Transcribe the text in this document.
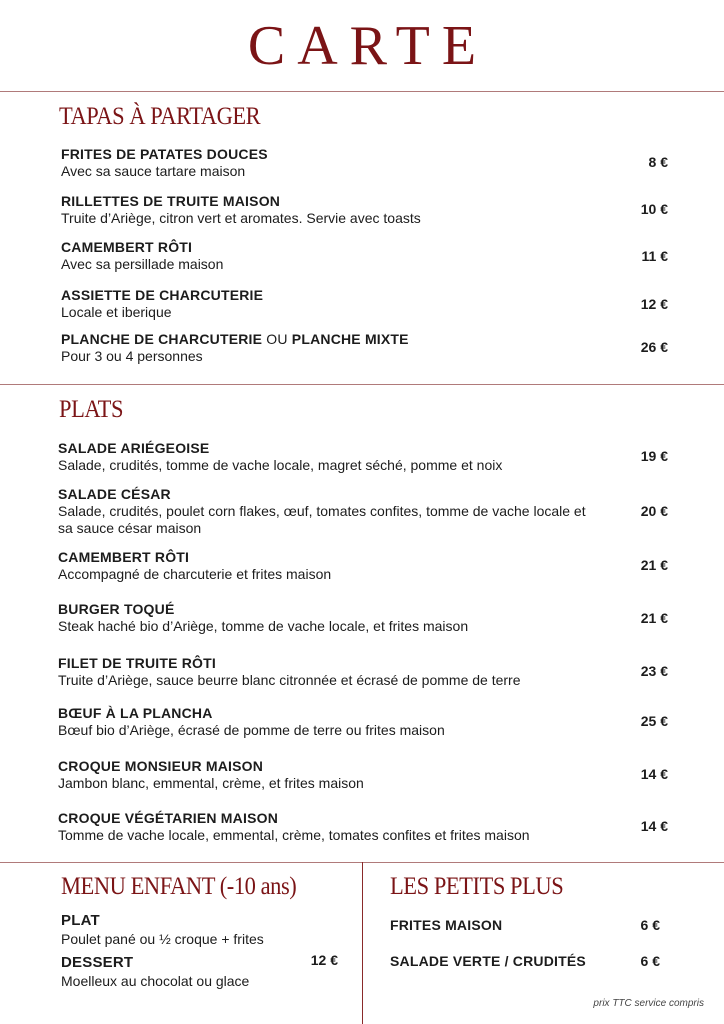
CARTE
TAPAS À PARTAGER
FRITES DE PATATES DOUCES
Avec sa sauce tartare maison
8 €
RILLETTES DE TRUITE MAISON
Truite d’Ariège, citron vert et aromates. Servie avec toasts
10 €
CAMEMBERT RÔTI
Avec sa persillade maison	11 €
ASSIETTE DE CHARCUTERIE
Locale et iberique	12 €
PLANCHE DE CHARCUTERIE OU PLANCHE MIXTE
Pour 3 ou 4 personnes
26 €
PLATS
SALADE ARIÉGEOISE
Salade, crudités, tomme de vache locale, magret séché, pomme et noix
19 €
SALADE CÉSAR
Salade, crudités, poulet corn flakes, œuf, tomates confites, tomme de vache locale et sa sauce césar maison
20 €
CAMEMBERT RÔTI
Accompagné de charcuterie et frites maison
21 €
BURGER TOQUÉ
Steak haché bio d’Ariège, tomme de vache locale, et frites maison	21 €
FILET DE TRUITE RÔTI
Truite d’Ariège, sauce beurre blanc citronnée et écrasé de pomme de terre
23 €
BŒUF À LA PLANCHA
Bœuf bio d’Ariège, écrasé de pomme de terre ou frites maison
25 €
CROQUE MONSIEUR MAISON
Jambon blanc, emmental, crème, et frites maison
14 €
CROQUE VÉGÉTARIEN MAISON
Tomme de vache locale, emmental, crème, tomates confites et frites maison
14 €
MENU ENFANT (-10 ans)
PLAT
Poulet pané ou ½ croque + frites
DESSERT
Moelleux au chocolat ou glace
12 €
LES PETITS PLUS
FRITES MAISON	6 €
SALADE VERTE / CRUDITÉS	6 €
prix TTC service compris
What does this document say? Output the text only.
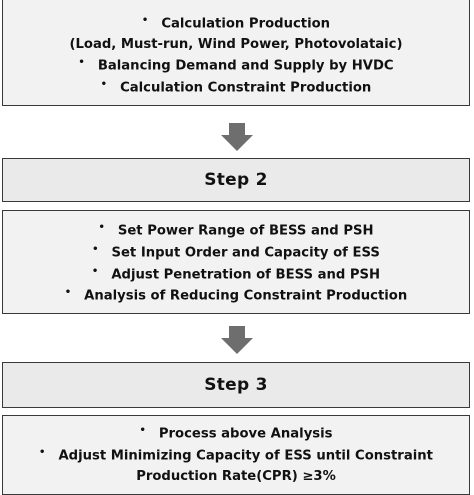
• Calculation Production
(Load, Must-run, Wind Power, Photovolataic)
• Balancing Demand and Supply by HVDC
• Calculation Constraint Production
Step 2
• Set Power Range of BESS and PSH
• Set Input Order and Capacity of ESS
• Adjust Penetration of BESS and PSH
• Analysis of Reducing Constraint Production
Step 3
• Process above Analysis
• Adjust Minimizing Capacity of ESS until Constraint
Production Rate(CPR) ≥3%
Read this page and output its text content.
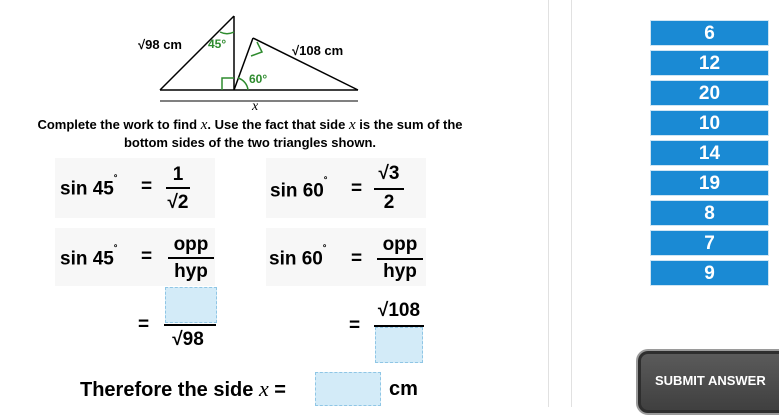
√98 cm 45°	√108 cm
60°
x
Complete the work to find x. Use the fact that side x is the sum of the bottom sides of the two triangles shown.
sin 45˚ =
1
√2
sin 60˚ =
√3
2
sin 45˚ =
opp
hyp
sin 60˚ =
opp
hyp
=
√98
=
√108
Therefore the side x =	cm
6
12
20
10
14
19
8
7
9
SUBMIT ANSWER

==================================================

■ WHAT THE EXERCISE ASKS ■
Above are records with pictures; repeat the records exactly and leave the pictures out.

■ ANSWER IN FULL ■
Transcribe the text in this document.
CARTE
TAPAS À PARTAGER
FRITES DE PATATES DOUCES
Avec sa sauce tartare maison
8 €
RILLETTES DE TRUITE MAISON
Truite d’Ariège, citron vert et aromates. Servie avec toasts
10 €
CAMEMBERT RÔTI
Avec sa persillade maison	11 €
ASSIETTE DE CHARCUTERIE
Locale et iberique	12 €
PLANCHE DE CHARCUTERIE OU PLANCHE MIXTE
Pour 3 ou 4 personnes
26 €
PLATS
SALADE ARIÉGEOISE
Salade, crudités, tomme de vache locale, magret séché, pomme et noix
19 €
SALADE CÉSAR
Salade, crudités, poulet corn flakes, œuf, tomates confites, tomme de vache locale et sa sauce césar maison
20 €
CAMEMBERT RÔTI
Accompagné de charcuterie et frites maison
21 €
BURGER TOQUÉ
Steak haché bio d’Ariège, tomme de vache locale, et frites maison	21 €
FILET DE TRUITE RÔTI
Truite d’Ariège, sauce beurre blanc citronnée et écrasé de pomme de terre
23 €
BŒUF À LA PLANCHA
Bœuf bio d’Ariège, écrasé de pomme de terre ou frites maison
25 €
CROQUE MONSIEUR MAISON
Jambon blanc, emmental, crème, et frites maison
14 €
CROQUE VÉGÉTARIEN MAISON
Tomme de vache locale, emmental, crème, tomates confites et frites maison
14 €
MENU ENFANT (-10 ans)
PLAT
Poulet pané ou ½ croque + frites
DESSERT
Moelleux au chocolat ou glace
12 €
LES PETITS PLUS
FRITES MAISON	6 €
SALADE VERTE / CRUDITÉS	6 €
prix TTC service compris
What does this document say? Output the text only.
• Calculation Production
(Load, Must-run, Wind Power, Photovolataic)
• Balancing Demand and Supply by HVDC
• Calculation Constraint Production
Step 2
• Set Power Range of BESS and PSH
• Set Input Order and Capacity of ESS
• Adjust Penetration of BESS and PSH
• Analysis of Reducing Constraint Production
Step 3
• Process above Analysis
• Adjust Minimizing Capacity of ESS until Constraint
Production Rate(CPR) ≥3%
Read this page and output its text content.
√98 cm 45°	√108 cm
60°
x
Complete the work to find x. Use the fact that side x is the sum of the bottom sides of the two triangles shown.
sin 45˚ =
1
√2
sin 60˚ =
√3
2
sin 45˚ =
opp
hyp
sin 60˚ =
opp
hyp
=
√98
=
√108
Therefore the side x =	cm
6
12
20
10
14
19
8
7
9
SUBMIT ANSWER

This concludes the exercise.